In your copy, leave out the pictures; write out all the data exactly.

Stored records:
════════════════════

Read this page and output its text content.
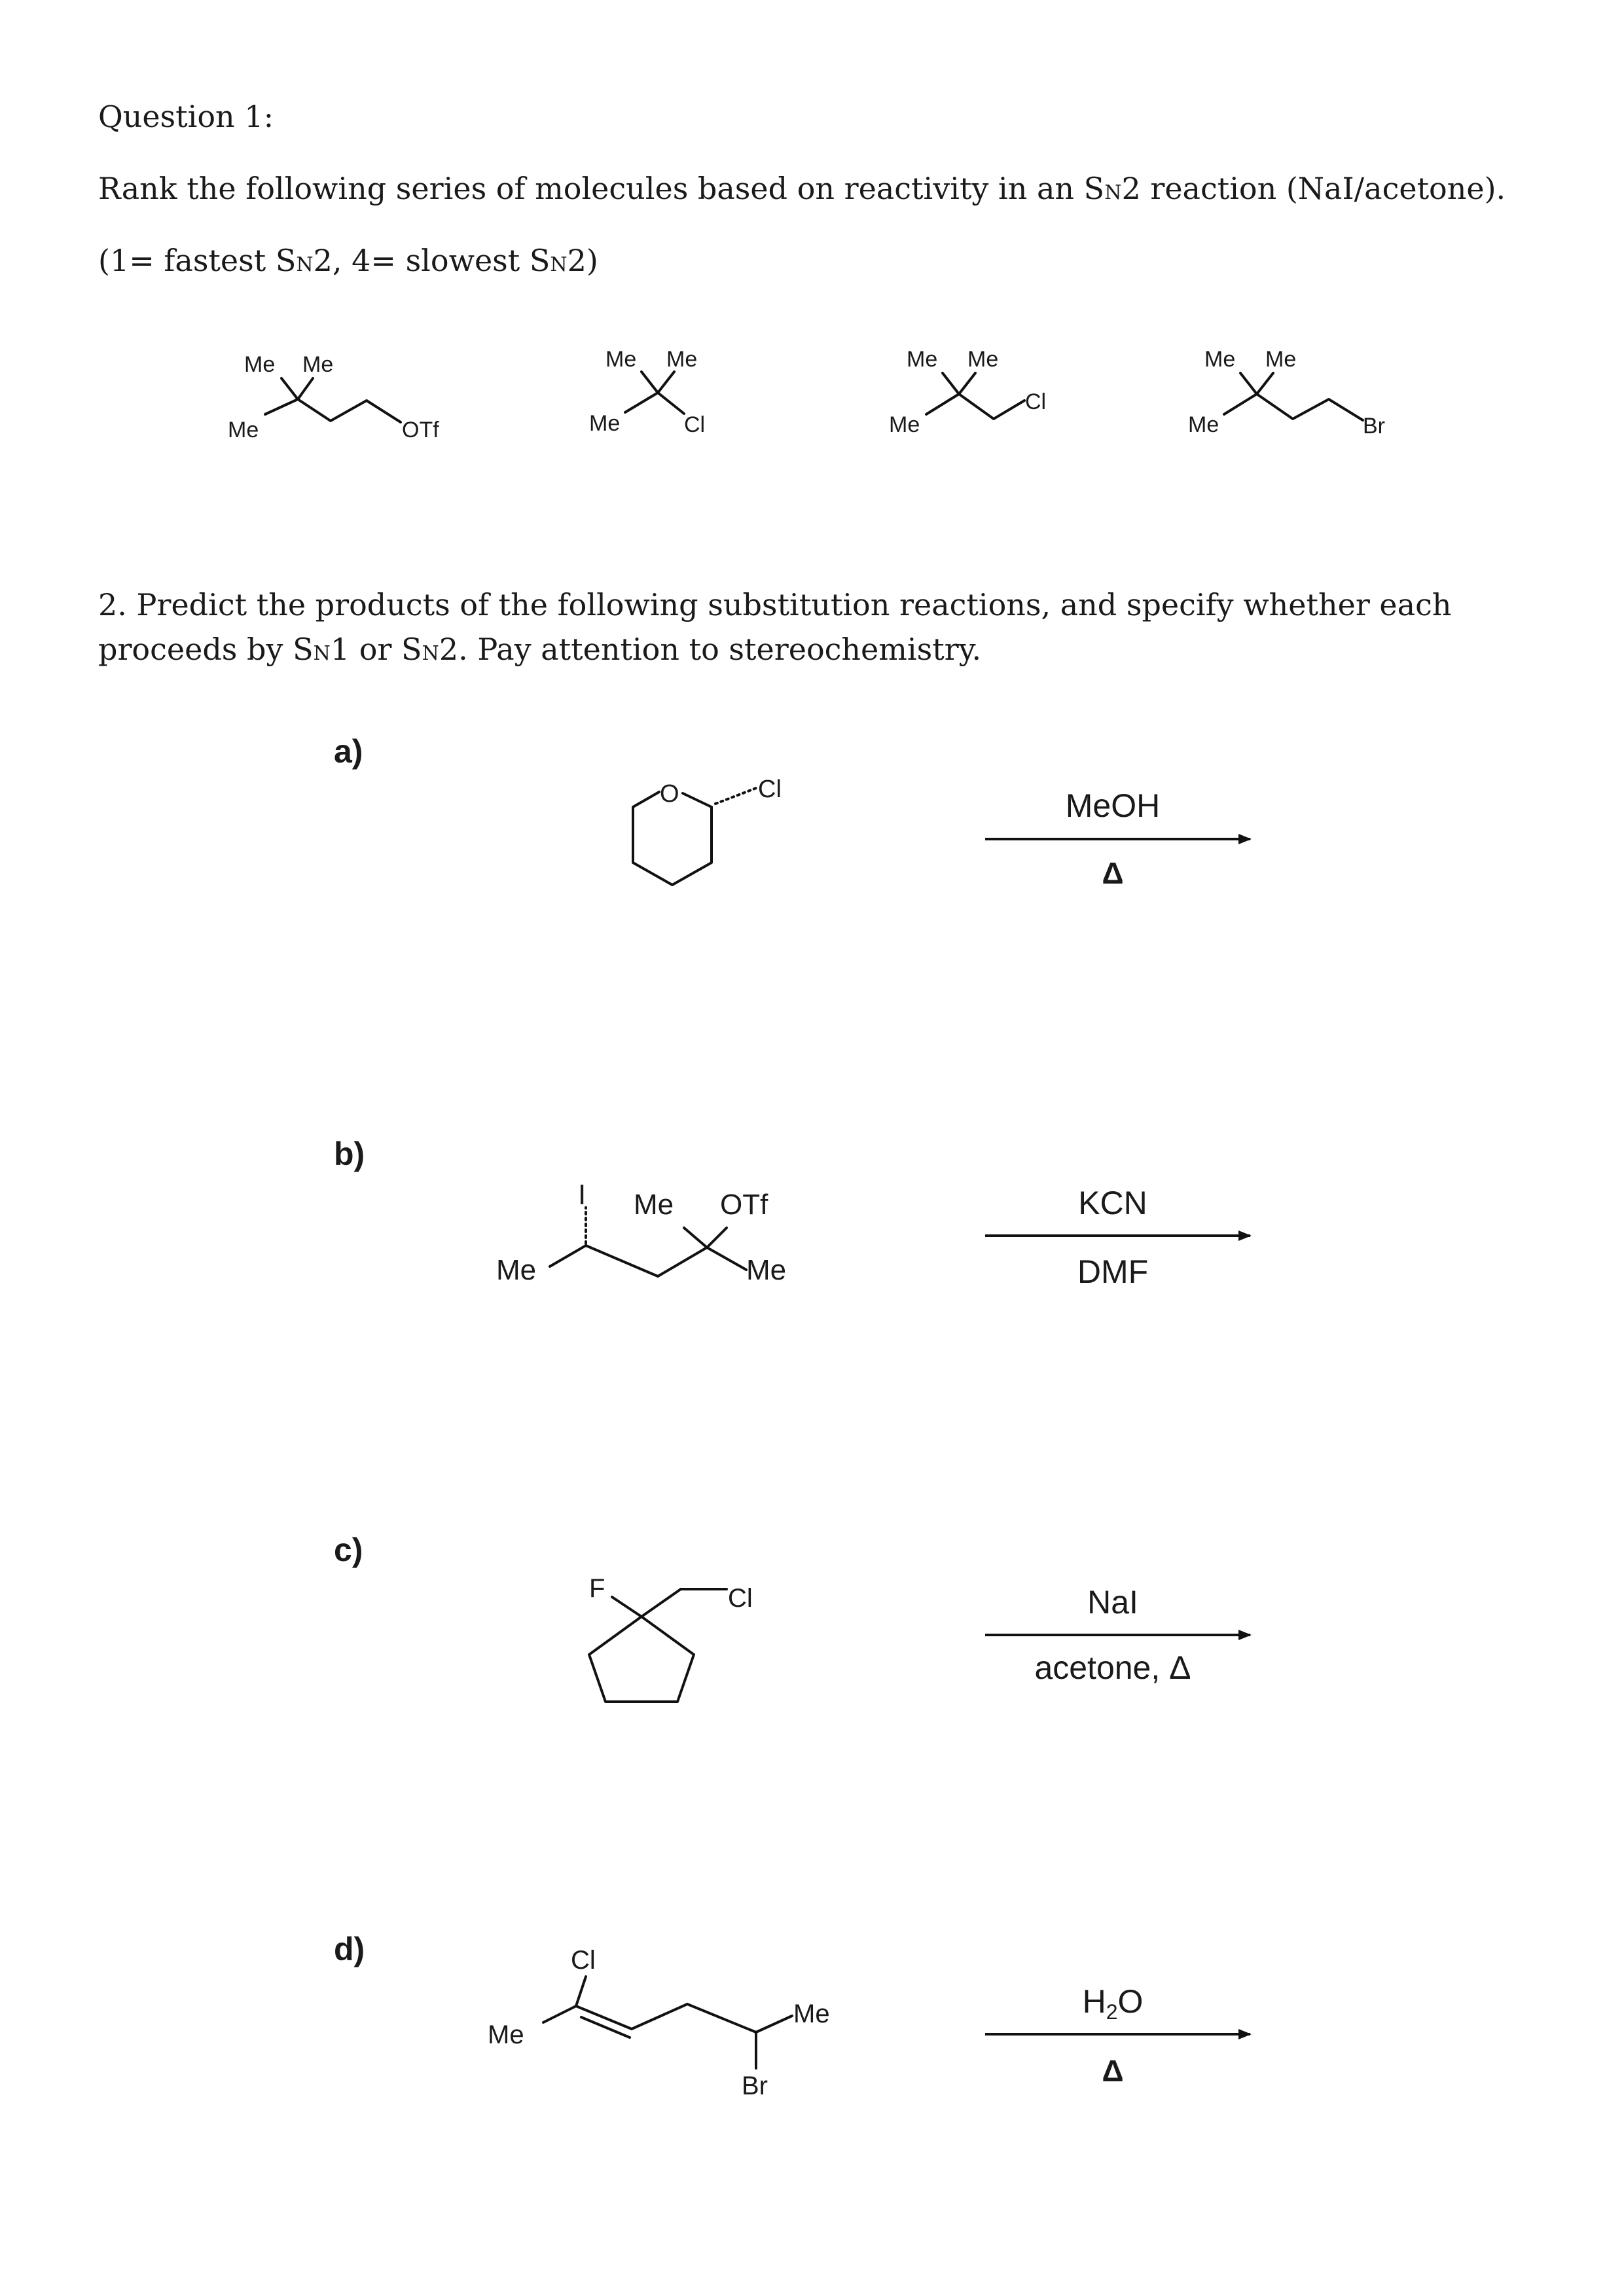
Question 1:
Rank the following series of molecules based on reactivity in an SN2 reaction (NaI/acetone).
(1= fastest SN2, 4= slowest SN2)
2. Predict the products of the following substitution reactions, and specify whether each proceeds by SN1 or SN2. Pay attention to stereochemistry.
Me Me
Me	OTf
Me Me
Me	Cl
Me Me
Me
Cl
Me Me
Me	Br
a)
O	Cl	MeOH
Δ
b)
I Me OTf
Me	Me
KCN
DMF
c)
F	Cl	NaI
acetone, Δ
d)	Cl
Me
Me
Br
$H_2O$
Δ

════════════════════

Written response:
Read this page and output its text content.
Question 1:
Rank the following series of molecules based on reactivity in an SN2 reaction (NaI/acetone).
(1= fastest SN2, 4= slowest SN2)
2. Predict the products of the following substitution reactions, and specify whether each proceeds by SN1 or SN2. Pay attention to stereochemistry.
Me Me
Me	OTf
Me Me
Me	Cl
Me Me
Me
Cl
Me Me
Me	Br
a)
O	Cl	MeOH
Δ
b)
I Me OTf
Me	Me
KCN
DMF
c)
F	Cl	NaI
acetone, Δ
d)	Cl
Me
Me
Br
$H_2O$
Δ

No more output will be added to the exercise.